**SHORT TASK**
Repeat the entries that follow verbatim, without any of their pictures.

------------------------------------

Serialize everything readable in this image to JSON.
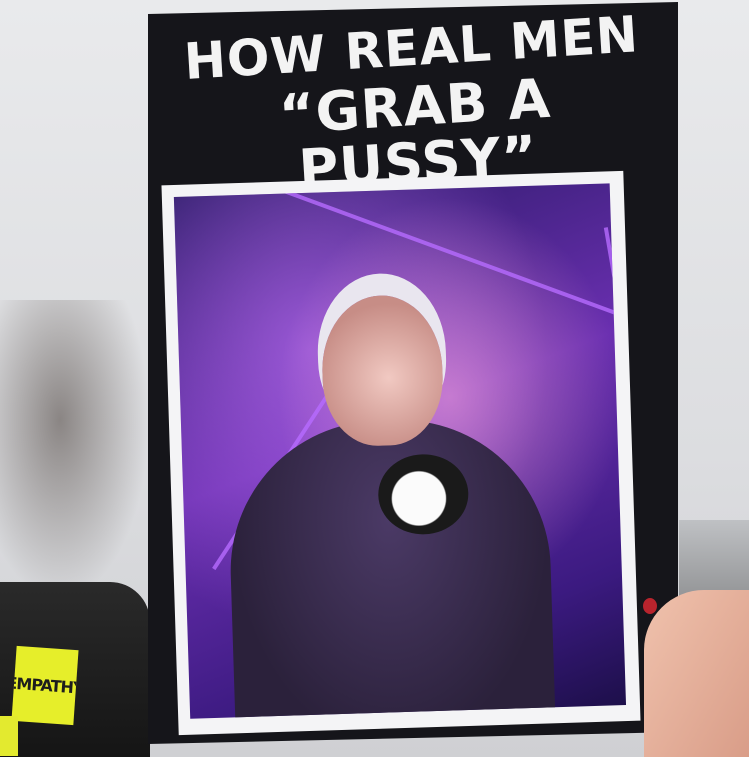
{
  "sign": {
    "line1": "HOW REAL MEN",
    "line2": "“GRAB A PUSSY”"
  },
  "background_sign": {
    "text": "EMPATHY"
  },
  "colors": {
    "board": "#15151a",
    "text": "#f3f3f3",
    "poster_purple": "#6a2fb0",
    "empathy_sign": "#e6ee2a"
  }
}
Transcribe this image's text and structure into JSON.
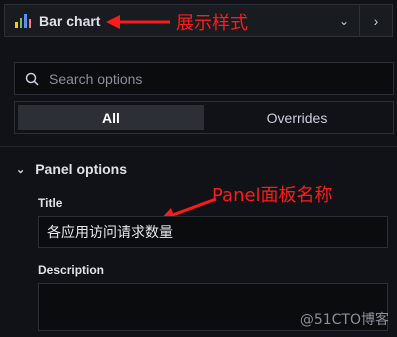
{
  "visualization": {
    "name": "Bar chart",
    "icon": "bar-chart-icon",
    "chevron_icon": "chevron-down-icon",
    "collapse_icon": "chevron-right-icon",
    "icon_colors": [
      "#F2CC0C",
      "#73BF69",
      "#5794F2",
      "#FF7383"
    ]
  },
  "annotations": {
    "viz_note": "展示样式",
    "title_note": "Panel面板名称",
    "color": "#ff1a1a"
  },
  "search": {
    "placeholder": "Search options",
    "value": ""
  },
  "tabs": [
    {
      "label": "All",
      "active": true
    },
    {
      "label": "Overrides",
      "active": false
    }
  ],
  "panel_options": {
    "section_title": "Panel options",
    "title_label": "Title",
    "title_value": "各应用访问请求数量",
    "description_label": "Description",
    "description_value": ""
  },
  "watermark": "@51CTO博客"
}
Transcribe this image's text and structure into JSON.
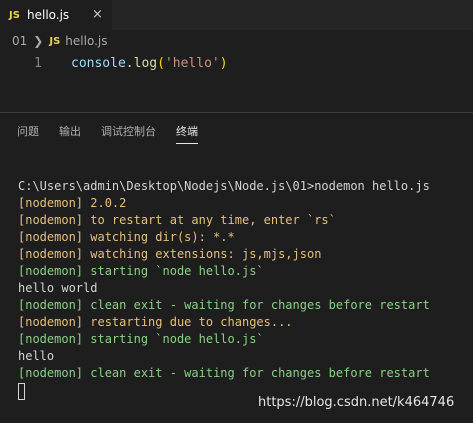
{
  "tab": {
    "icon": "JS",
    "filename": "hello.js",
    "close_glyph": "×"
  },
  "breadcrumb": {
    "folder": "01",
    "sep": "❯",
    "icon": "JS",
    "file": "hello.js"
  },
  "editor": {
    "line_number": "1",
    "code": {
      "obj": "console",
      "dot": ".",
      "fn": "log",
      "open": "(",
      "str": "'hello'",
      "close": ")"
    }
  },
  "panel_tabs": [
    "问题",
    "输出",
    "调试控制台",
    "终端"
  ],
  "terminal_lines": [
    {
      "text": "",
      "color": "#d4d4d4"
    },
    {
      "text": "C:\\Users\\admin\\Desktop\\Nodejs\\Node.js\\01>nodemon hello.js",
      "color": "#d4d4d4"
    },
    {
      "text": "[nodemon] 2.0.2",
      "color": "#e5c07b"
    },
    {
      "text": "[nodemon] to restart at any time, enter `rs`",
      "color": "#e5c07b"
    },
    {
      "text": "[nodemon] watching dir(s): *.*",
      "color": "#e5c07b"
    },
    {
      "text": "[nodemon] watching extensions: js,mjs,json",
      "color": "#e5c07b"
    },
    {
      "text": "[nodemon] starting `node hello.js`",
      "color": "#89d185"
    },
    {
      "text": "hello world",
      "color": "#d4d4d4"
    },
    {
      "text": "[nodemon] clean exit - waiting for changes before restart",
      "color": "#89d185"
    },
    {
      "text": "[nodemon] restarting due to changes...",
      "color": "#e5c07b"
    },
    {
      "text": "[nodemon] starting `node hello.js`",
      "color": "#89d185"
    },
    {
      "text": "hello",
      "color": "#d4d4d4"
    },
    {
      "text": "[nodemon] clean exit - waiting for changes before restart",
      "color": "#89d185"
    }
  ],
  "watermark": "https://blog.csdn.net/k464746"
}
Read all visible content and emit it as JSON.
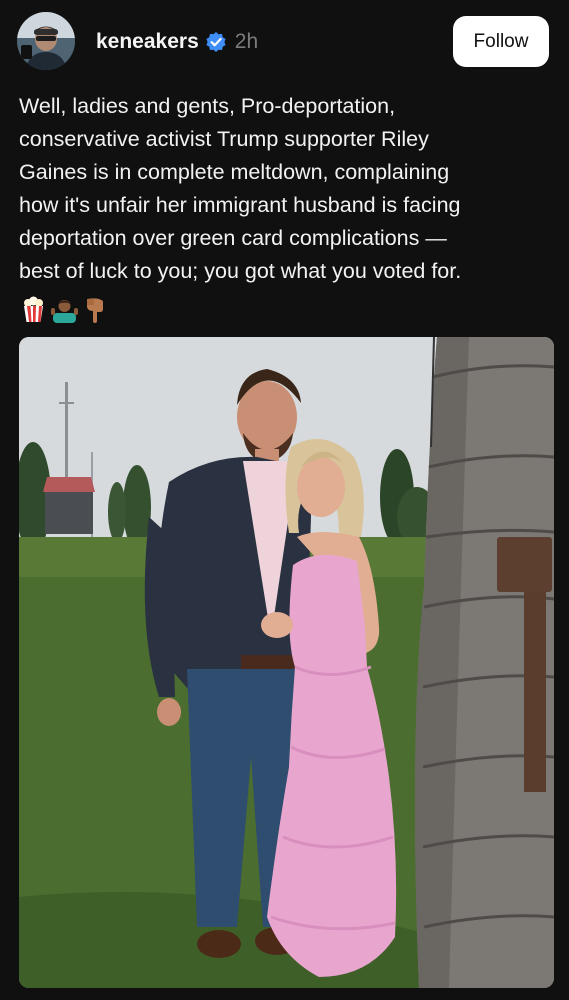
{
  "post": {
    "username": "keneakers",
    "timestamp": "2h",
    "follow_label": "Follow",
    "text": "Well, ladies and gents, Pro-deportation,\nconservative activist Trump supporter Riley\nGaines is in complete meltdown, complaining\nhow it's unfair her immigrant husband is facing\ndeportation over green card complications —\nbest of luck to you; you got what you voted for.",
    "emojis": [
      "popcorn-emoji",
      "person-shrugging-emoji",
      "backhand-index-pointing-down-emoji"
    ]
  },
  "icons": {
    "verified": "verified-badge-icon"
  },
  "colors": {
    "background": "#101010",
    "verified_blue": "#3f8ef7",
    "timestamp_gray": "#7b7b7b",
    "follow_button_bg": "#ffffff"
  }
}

------------------------------------

**ANSWER TO THIS EXERCISE**
Serialize everything readable in this image to JSON.
{
  "sign": {
    "line1": "HOW REAL MEN",
    "line2": "“GRAB A PUSSY”"
  },
  "background_sign": {
    "text": "EMPATHY"
  },
  "colors": {
    "board": "#15151a",
    "text": "#f3f3f3",
    "poster_purple": "#6a2fb0",
    "empathy_sign": "#e6ee2a"
  }
}
Transcribe this image's text and structure into JSON.
{
  "visualization": {
    "name": "Bar chart",
    "icon": "bar-chart-icon",
    "chevron_icon": "chevron-down-icon",
    "collapse_icon": "chevron-right-icon",
    "icon_colors": [
      "#F2CC0C",
      "#73BF69",
      "#5794F2",
      "#FF7383"
    ]
  },
  "annotations": {
    "viz_note": "展示样式",
    "title_note": "Panel面板名称",
    "color": "#ff1a1a"
  },
  "search": {
    "placeholder": "Search options",
    "value": ""
  },
  "tabs": [
    {
      "label": "All",
      "active": true
    },
    {
      "label": "Overrides",
      "active": false
    }
  ],
  "panel_options": {
    "section_title": "Panel options",
    "title_label": "Title",
    "title_value": "各应用访问请求数量",
    "description_label": "Description",
    "description_value": ""
  },
  "watermark": "@51CTO博客"
}
Transcribe this image's text and structure into JSON.
{
  "tab": {
    "icon": "JS",
    "filename": "hello.js",
    "close_glyph": "×"
  },
  "breadcrumb": {
    "folder": "01",
    "sep": "❯",
    "icon": "JS",
    "file": "hello.js"
  },
  "editor": {
    "line_number": "1",
    "code": {
      "obj": "console",
      "dot": ".",
      "fn": "log",
      "open": "(",
      "str": "'hello'",
      "close": ")"
    }
  },
  "panel_tabs": [
    "问题",
    "输出",
    "调试控制台",
    "终端"
  ],
  "terminal_lines": [
    {
      "text": "",
      "color": "#d4d4d4"
    },
    {
      "text": "C:\\Users\\admin\\Desktop\\Nodejs\\Node.js\\01>nodemon hello.js",
      "color": "#d4d4d4"
    },
    {
      "text": "[nodemon] 2.0.2",
      "color": "#e5c07b"
    },
    {
      "text": "[nodemon] to restart at any time, enter `rs`",
      "color": "#e5c07b"
    },
    {
      "text": "[nodemon] watching dir(s): *.*",
      "color": "#e5c07b"
    },
    {
      "text": "[nodemon] watching extensions: js,mjs,json",
      "color": "#e5c07b"
    },
    {
      "text": "[nodemon] starting `node hello.js`",
      "color": "#89d185"
    },
    {
      "text": "hello world",
      "color": "#d4d4d4"
    },
    {
      "text": "[nodemon] clean exit - waiting for changes before restart",
      "color": "#89d185"
    },
    {
      "text": "[nodemon] restarting due to changes...",
      "color": "#e5c07b"
    },
    {
      "text": "[nodemon] starting `node hello.js`",
      "color": "#89d185"
    },
    {
      "text": "hello",
      "color": "#d4d4d4"
    },
    {
      "text": "[nodemon] clean exit - waiting for changes before restart",
      "color": "#89d185"
    }
  ],
  "watermark": "https://blog.csdn.net/k464746"
}
Read all visible content and emit it as JSON.
{
  "post": {
    "username": "keneakers",
    "timestamp": "2h",
    "follow_label": "Follow",
    "text": "Well, ladies and gents, Pro-deportation,\nconservative activist Trump supporter Riley\nGaines is in complete meltdown, complaining\nhow it's unfair her immigrant husband is facing\ndeportation over green card complications —\nbest of luck to you; you got what you voted for.",
    "emojis": [
      "popcorn-emoji",
      "person-shrugging-emoji",
      "backhand-index-pointing-down-emoji"
    ]
  },
  "icons": {
    "verified": "verified-badge-icon"
  },
  "colors": {
    "background": "#101010",
    "verified_blue": "#3f8ef7",
    "timestamp_gray": "#7b7b7b",
    "follow_button_bg": "#ffffff"
  }
}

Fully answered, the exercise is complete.